## THE TASK
Check each line of the material below for "Средно", then copy the ones that contain it.

Excerpts from a figure dataset
▼
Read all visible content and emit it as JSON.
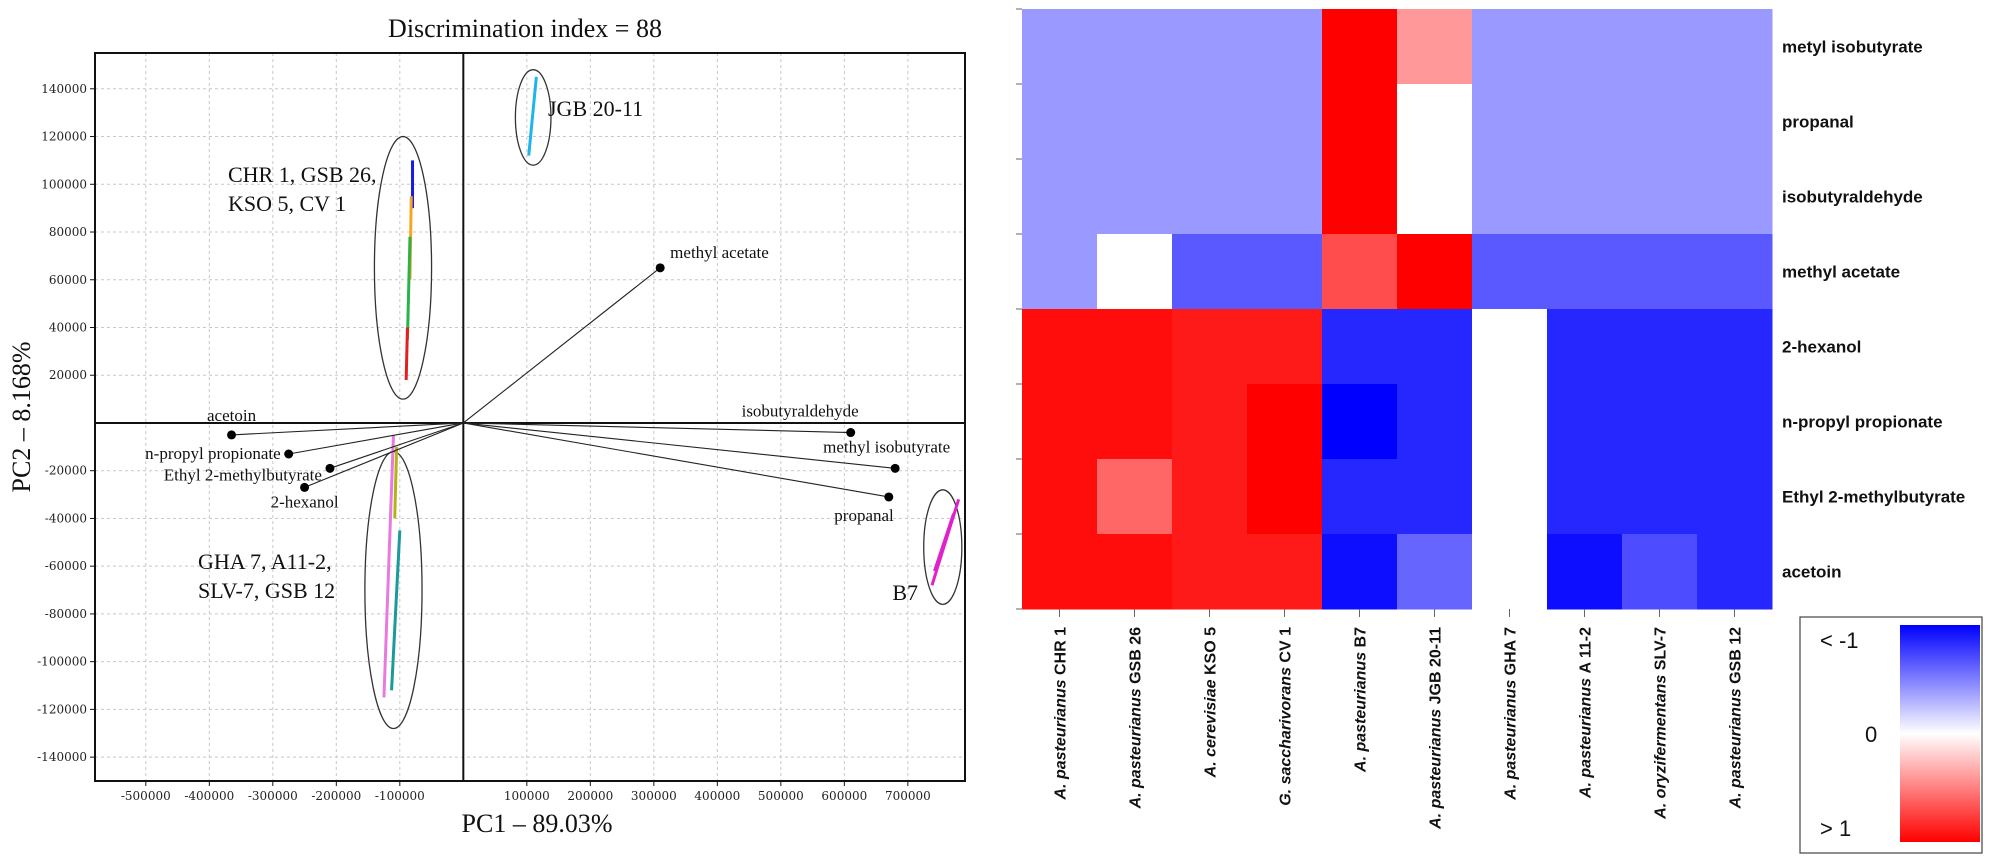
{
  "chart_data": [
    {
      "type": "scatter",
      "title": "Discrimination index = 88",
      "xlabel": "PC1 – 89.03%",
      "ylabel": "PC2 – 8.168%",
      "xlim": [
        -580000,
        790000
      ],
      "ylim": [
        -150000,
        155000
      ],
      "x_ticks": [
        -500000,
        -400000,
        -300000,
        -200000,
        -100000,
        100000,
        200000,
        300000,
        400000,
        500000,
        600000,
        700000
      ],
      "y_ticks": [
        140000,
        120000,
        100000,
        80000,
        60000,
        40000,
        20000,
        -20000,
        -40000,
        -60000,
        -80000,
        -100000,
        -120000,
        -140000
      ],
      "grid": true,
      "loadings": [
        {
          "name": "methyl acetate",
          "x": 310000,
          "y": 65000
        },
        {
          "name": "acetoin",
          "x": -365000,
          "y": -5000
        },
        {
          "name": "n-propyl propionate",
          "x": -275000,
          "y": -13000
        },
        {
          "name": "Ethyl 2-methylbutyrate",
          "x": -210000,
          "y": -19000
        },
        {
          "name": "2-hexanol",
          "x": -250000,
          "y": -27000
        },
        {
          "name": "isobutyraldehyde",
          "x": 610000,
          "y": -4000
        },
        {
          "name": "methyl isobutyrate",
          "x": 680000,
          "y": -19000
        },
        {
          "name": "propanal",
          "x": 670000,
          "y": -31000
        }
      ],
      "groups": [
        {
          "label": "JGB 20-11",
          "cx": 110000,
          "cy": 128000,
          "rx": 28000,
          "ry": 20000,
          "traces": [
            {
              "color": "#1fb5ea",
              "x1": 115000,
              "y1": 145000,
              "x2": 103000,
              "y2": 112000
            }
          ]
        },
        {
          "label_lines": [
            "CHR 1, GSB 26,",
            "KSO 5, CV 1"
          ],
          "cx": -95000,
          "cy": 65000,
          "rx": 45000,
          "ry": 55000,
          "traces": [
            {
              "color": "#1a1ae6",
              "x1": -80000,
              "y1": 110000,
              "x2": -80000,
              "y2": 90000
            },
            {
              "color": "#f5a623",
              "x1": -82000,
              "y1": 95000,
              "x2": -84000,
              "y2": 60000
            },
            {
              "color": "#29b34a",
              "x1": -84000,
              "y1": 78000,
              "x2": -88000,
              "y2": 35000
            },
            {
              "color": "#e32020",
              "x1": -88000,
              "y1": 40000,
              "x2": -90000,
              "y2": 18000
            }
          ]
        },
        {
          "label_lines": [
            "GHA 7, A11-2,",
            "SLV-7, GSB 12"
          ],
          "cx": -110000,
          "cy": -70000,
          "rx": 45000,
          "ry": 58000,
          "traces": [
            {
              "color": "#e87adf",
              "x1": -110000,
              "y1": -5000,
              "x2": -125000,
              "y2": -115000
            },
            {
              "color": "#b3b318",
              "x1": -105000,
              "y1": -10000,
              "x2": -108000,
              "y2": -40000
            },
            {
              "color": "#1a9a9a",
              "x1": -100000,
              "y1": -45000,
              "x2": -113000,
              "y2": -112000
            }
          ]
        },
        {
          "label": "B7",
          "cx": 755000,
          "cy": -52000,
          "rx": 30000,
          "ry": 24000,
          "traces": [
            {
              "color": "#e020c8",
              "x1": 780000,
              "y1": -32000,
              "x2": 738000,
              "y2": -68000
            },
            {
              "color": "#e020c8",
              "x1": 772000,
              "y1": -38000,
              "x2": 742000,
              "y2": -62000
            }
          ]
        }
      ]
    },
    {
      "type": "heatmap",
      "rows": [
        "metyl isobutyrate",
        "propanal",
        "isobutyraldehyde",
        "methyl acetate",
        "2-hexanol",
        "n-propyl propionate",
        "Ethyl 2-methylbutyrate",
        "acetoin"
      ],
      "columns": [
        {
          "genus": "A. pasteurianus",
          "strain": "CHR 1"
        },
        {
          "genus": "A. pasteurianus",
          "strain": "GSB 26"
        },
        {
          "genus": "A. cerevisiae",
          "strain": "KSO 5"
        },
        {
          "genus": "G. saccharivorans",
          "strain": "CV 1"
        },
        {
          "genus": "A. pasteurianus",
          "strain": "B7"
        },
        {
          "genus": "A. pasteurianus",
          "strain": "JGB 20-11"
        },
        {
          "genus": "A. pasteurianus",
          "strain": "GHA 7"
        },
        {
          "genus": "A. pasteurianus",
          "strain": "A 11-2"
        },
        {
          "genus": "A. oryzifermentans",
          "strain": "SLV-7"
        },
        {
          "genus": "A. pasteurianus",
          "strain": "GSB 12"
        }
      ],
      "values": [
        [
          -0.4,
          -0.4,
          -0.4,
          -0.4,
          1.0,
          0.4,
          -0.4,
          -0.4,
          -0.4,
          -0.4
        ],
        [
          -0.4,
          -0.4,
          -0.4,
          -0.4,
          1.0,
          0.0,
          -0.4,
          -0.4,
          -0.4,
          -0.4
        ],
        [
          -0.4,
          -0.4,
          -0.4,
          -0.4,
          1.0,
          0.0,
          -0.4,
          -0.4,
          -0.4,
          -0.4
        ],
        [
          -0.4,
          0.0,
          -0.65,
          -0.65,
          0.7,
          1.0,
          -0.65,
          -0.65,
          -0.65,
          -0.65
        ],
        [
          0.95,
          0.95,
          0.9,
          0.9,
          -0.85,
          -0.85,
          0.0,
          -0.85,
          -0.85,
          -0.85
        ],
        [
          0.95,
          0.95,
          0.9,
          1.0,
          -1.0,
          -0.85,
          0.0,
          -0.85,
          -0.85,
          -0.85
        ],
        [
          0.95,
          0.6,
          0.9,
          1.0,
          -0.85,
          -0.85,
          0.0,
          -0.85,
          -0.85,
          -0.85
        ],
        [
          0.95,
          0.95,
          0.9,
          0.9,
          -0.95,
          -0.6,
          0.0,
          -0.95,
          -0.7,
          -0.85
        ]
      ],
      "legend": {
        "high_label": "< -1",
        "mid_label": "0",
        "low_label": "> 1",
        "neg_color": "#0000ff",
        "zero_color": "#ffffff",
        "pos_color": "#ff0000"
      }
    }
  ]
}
▲
▼
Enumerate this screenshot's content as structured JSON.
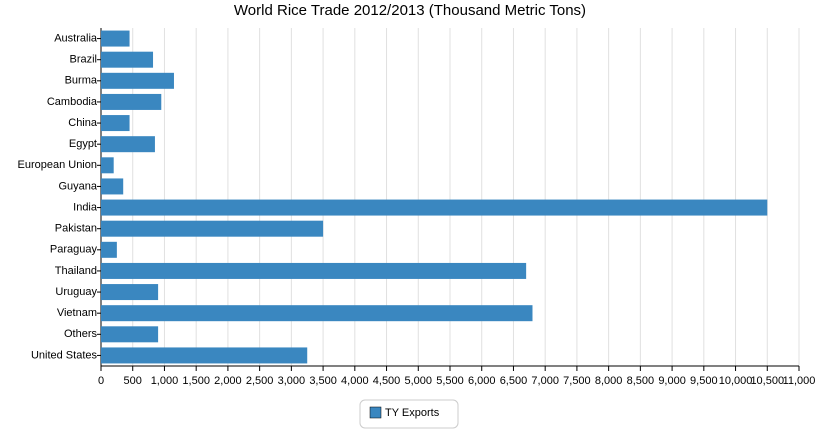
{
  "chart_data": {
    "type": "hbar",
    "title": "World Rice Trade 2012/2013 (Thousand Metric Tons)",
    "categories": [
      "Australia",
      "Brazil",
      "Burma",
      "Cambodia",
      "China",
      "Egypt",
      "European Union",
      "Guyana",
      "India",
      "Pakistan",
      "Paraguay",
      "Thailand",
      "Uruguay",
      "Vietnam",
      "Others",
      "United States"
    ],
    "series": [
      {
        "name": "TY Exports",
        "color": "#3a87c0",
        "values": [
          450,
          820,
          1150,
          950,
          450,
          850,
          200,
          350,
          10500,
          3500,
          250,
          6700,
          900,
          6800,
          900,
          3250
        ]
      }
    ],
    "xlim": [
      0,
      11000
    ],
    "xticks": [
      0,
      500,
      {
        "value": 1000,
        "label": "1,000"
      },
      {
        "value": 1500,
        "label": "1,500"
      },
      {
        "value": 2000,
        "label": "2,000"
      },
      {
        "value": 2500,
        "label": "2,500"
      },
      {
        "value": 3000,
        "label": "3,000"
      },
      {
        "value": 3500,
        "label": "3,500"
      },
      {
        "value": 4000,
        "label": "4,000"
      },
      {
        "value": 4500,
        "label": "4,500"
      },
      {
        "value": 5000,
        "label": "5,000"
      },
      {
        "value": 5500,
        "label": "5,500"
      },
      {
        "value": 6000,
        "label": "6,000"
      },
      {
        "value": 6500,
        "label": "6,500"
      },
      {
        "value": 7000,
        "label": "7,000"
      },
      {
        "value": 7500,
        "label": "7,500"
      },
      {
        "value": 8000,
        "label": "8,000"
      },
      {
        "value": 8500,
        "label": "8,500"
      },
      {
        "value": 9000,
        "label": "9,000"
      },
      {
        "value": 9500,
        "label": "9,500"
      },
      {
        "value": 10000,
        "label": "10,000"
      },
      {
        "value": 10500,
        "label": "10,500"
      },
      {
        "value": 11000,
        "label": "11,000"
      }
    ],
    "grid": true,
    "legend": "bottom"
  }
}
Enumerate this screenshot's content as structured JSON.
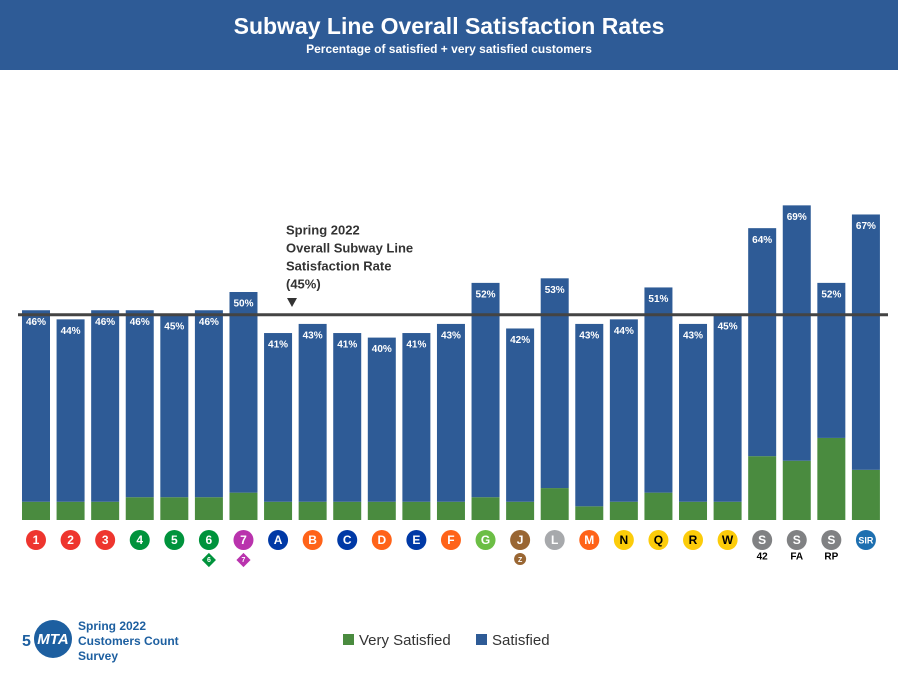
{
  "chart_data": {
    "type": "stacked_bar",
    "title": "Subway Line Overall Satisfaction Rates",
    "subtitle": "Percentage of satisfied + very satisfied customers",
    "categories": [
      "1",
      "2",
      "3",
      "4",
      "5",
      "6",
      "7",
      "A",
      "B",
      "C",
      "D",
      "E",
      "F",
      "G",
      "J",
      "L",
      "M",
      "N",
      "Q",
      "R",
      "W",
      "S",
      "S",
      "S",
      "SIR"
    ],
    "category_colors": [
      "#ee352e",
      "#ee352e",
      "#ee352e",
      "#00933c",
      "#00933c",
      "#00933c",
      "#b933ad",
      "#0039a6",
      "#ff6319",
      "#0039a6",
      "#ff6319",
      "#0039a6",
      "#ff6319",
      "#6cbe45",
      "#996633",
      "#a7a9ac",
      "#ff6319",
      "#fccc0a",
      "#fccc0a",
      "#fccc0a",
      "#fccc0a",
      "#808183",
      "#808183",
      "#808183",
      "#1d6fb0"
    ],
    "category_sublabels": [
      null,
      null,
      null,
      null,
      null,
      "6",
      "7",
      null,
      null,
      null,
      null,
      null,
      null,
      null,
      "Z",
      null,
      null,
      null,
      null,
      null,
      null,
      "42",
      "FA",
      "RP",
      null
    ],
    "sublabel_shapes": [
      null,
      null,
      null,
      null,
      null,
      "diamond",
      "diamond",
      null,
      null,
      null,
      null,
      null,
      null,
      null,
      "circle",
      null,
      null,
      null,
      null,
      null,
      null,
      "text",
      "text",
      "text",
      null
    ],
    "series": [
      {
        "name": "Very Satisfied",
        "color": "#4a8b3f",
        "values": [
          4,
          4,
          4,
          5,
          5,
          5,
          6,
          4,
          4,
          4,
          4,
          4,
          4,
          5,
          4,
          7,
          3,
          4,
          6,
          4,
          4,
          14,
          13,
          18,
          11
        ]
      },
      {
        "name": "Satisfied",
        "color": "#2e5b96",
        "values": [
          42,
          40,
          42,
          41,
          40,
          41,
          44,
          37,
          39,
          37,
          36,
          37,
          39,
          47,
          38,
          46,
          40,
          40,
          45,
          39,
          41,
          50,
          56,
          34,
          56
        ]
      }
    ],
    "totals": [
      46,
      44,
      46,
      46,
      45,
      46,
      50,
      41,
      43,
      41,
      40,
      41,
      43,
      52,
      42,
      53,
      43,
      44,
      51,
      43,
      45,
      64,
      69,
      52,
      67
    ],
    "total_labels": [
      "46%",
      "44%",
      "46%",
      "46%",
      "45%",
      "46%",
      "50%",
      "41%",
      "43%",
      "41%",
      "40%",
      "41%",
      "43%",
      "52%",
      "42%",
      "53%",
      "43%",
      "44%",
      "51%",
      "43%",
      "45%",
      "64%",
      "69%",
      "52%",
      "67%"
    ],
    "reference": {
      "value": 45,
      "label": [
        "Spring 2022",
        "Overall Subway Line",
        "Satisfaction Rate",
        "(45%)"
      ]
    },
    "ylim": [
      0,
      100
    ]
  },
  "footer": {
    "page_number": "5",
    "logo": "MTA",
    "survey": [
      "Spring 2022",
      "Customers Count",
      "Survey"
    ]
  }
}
▲
▼
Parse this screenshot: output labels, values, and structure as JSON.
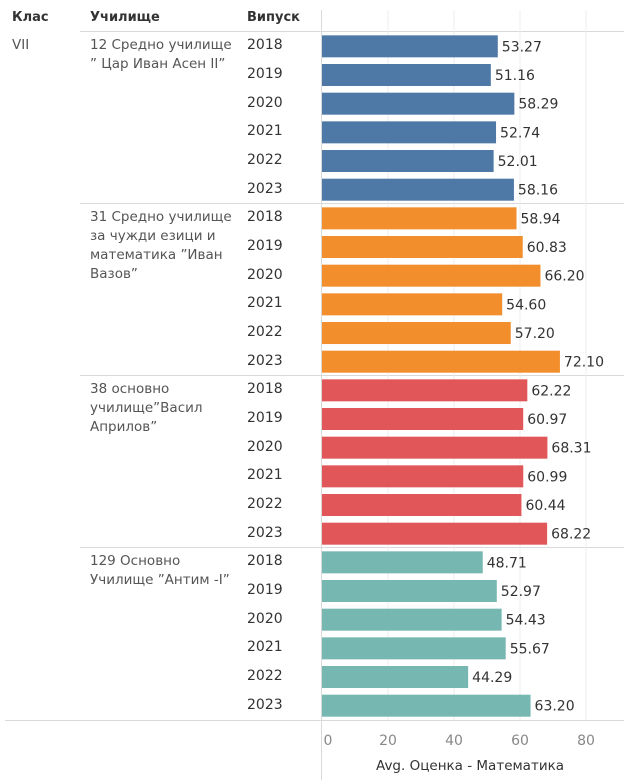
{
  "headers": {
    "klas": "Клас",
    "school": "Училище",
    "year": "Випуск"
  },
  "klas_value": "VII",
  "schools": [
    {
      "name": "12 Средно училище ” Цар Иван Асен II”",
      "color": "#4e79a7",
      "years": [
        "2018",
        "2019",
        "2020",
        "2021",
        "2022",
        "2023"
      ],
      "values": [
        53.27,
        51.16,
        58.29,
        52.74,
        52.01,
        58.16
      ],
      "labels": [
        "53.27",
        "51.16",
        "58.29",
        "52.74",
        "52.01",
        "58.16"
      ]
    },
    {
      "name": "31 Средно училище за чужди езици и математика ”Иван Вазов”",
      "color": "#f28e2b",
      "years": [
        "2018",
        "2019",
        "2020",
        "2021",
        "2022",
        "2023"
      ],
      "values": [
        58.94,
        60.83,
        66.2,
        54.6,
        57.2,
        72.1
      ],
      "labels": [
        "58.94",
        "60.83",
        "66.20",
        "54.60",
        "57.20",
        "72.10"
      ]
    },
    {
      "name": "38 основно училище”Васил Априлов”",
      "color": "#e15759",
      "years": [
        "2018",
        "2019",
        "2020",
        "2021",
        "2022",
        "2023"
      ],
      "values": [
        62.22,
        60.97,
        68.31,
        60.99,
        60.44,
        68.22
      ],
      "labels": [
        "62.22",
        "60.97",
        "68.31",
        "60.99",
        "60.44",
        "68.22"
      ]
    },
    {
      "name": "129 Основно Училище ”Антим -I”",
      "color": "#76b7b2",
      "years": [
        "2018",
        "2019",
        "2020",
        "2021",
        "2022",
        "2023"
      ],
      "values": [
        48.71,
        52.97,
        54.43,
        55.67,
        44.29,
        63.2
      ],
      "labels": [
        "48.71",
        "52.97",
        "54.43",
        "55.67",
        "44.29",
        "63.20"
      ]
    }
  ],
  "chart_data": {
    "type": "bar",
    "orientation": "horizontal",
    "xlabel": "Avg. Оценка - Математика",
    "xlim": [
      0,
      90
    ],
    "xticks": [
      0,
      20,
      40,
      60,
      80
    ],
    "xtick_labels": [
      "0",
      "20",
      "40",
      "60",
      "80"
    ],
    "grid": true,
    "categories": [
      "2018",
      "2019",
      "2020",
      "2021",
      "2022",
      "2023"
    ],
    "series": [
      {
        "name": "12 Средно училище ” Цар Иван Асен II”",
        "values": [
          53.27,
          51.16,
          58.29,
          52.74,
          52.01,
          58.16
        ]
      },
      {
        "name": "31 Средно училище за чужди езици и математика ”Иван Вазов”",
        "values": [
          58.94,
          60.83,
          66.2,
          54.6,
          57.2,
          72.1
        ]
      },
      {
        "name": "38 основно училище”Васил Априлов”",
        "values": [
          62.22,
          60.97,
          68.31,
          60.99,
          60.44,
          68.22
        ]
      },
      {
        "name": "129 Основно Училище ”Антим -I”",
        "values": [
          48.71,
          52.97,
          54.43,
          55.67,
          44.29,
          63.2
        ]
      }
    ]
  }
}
▲
## RESPONSE
      "name": "12 Средно училище ” Цар Иван Асен II”",
      "name": "31 Средно училище за чужди езици и математика ”Иван Вазов”",
        "name": "12 Средно училище ” Цар Иван Асен II”",
        "name": "31 Средно училище за чужди езици и математика ”Иван Вазов”",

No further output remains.